#### Given exercise:
Look for the string "をタップしてください" and copy every line that has it.

#### Input:
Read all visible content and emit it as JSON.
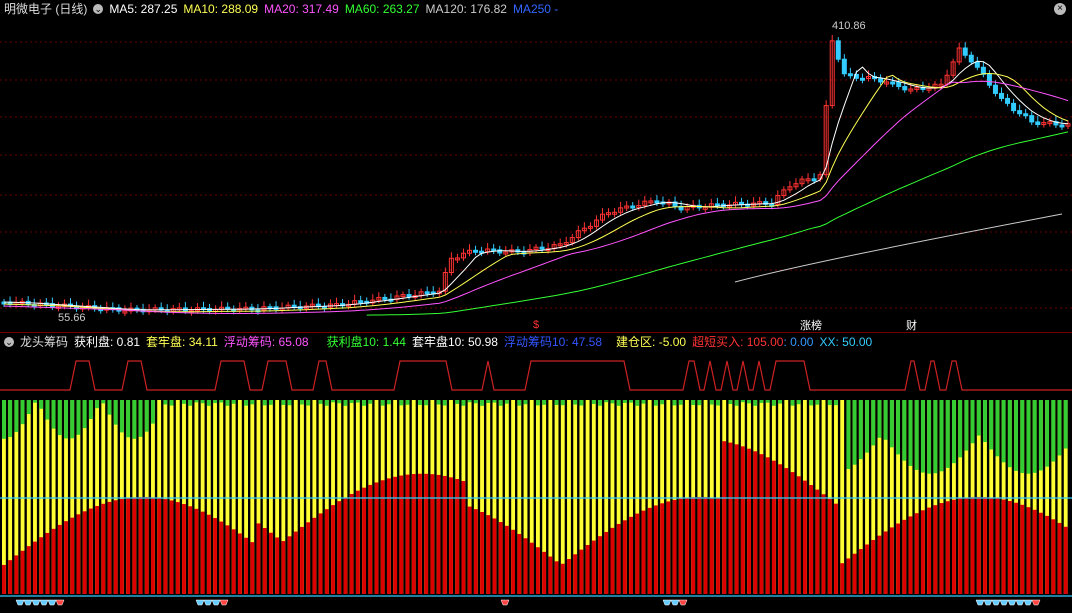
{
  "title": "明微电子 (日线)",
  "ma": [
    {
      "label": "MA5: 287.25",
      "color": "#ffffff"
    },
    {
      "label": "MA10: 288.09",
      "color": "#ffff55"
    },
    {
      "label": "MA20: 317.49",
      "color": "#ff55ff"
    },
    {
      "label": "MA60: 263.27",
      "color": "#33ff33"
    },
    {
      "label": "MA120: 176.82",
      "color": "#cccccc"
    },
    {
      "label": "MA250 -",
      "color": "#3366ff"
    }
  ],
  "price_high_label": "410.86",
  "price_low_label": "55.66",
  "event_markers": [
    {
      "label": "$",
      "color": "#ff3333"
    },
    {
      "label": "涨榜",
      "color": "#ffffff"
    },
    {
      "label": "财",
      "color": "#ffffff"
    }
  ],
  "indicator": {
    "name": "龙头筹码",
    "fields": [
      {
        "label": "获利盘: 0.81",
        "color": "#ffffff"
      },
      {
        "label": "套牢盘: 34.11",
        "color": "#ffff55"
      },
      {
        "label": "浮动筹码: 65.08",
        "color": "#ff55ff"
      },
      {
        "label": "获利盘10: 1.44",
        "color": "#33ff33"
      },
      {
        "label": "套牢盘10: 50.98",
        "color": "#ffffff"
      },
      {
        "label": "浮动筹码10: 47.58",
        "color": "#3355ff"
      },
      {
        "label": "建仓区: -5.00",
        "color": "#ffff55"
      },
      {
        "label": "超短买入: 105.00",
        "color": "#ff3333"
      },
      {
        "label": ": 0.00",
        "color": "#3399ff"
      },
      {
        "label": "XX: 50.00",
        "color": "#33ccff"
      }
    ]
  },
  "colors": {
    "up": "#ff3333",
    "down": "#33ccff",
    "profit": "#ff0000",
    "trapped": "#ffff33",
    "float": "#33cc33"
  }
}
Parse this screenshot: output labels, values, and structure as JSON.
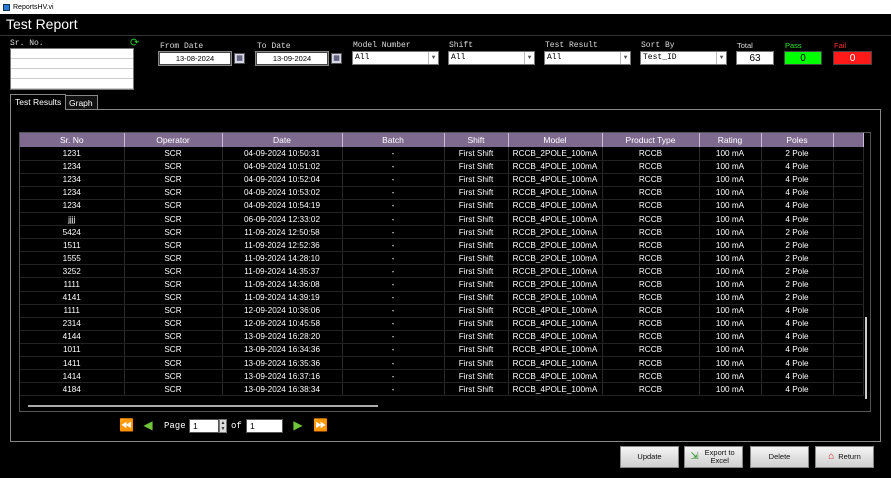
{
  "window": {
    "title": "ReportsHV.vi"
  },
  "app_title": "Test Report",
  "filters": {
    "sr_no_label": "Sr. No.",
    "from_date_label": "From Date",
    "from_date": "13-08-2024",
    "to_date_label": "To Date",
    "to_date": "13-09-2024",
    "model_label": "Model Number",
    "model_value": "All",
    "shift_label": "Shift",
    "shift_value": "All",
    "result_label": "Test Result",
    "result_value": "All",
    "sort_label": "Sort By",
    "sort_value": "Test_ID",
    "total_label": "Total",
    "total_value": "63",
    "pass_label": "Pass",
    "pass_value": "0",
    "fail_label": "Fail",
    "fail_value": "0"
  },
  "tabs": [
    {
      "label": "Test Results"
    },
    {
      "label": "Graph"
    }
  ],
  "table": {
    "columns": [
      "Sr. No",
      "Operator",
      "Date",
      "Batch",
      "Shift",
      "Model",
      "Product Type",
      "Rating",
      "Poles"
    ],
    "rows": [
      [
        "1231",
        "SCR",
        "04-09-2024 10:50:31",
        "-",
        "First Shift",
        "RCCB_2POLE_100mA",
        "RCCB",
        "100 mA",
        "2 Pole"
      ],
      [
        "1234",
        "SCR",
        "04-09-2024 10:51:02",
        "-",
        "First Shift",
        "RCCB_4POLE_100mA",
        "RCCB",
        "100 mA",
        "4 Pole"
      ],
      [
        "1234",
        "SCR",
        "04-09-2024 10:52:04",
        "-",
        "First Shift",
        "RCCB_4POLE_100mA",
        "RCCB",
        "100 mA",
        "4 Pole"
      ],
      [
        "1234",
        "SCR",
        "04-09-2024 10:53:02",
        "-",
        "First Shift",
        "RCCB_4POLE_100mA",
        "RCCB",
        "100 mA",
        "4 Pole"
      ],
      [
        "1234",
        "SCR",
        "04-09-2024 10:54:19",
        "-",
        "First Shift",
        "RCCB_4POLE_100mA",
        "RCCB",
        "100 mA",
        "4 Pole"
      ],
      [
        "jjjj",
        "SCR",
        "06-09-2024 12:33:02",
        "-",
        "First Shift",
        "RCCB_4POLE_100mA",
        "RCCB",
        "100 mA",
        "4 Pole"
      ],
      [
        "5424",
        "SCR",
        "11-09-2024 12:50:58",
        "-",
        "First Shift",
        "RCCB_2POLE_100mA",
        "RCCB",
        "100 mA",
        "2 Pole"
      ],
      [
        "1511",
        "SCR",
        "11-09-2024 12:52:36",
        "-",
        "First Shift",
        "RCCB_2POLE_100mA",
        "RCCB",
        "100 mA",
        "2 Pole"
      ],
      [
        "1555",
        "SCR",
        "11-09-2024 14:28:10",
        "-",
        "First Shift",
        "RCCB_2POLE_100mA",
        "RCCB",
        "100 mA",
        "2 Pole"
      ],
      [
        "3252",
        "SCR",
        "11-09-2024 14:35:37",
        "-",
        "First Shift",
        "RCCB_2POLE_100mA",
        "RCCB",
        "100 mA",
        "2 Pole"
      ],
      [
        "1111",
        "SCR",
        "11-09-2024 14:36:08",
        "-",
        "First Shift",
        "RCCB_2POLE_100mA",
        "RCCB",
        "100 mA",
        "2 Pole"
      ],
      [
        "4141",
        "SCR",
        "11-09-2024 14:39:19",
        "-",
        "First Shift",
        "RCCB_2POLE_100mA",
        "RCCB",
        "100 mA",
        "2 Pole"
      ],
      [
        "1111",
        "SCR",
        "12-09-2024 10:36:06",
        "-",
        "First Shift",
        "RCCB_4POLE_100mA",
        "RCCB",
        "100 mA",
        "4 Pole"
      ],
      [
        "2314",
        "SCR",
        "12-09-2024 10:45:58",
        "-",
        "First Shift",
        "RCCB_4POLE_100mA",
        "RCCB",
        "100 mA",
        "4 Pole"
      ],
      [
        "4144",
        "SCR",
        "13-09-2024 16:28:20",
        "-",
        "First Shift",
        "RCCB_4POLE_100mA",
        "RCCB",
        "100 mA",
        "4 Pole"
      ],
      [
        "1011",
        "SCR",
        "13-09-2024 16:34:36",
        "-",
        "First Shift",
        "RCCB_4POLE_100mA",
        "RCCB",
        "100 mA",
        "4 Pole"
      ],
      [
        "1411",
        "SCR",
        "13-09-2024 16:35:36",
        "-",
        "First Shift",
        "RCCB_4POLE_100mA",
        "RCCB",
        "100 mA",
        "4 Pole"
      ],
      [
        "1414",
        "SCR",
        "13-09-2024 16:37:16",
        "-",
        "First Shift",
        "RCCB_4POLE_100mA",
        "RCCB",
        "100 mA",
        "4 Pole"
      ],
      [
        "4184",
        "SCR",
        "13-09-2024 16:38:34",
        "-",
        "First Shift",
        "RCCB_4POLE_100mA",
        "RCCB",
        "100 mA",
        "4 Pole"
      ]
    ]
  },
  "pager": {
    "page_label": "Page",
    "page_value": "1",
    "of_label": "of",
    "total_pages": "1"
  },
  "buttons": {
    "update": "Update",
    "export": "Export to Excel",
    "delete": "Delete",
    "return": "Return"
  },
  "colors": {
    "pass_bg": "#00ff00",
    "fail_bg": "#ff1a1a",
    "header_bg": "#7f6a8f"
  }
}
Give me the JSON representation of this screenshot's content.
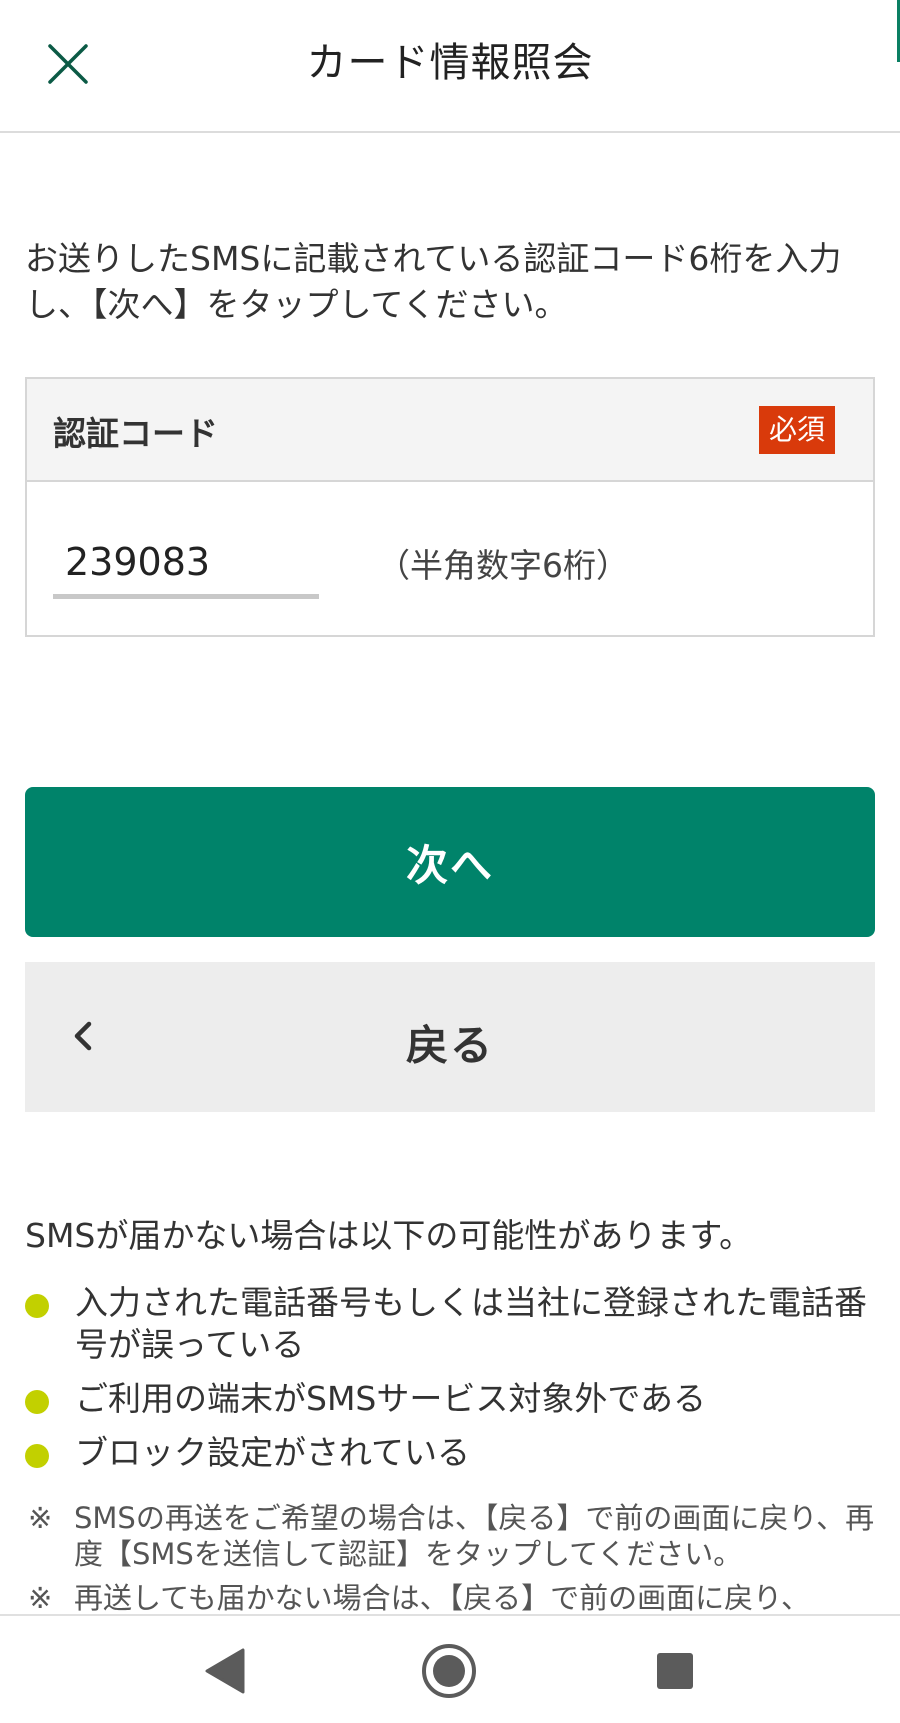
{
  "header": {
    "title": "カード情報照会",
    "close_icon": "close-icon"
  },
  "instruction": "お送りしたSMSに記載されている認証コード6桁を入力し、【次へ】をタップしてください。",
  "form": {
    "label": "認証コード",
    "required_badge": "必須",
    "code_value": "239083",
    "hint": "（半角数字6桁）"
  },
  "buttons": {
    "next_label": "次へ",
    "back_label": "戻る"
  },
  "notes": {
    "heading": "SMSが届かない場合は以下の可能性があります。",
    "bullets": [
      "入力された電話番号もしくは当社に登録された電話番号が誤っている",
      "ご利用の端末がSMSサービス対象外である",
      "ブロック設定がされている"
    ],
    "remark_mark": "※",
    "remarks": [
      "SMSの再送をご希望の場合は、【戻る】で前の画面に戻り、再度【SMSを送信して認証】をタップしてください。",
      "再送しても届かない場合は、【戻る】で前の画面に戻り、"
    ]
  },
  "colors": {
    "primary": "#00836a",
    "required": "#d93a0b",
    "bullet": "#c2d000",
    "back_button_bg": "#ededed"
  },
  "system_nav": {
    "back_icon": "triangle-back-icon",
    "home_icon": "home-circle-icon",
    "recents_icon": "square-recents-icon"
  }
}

#### Solution to this task:
  "instruction": "お送りしたSMSに記載されている認証コード6桁を入力し、【次へ】をタップしてください。",
      "SMSの再送をご希望の場合は、【戻る】で前の画面に戻り、再度【SMSを送信して認証】をタップしてください。",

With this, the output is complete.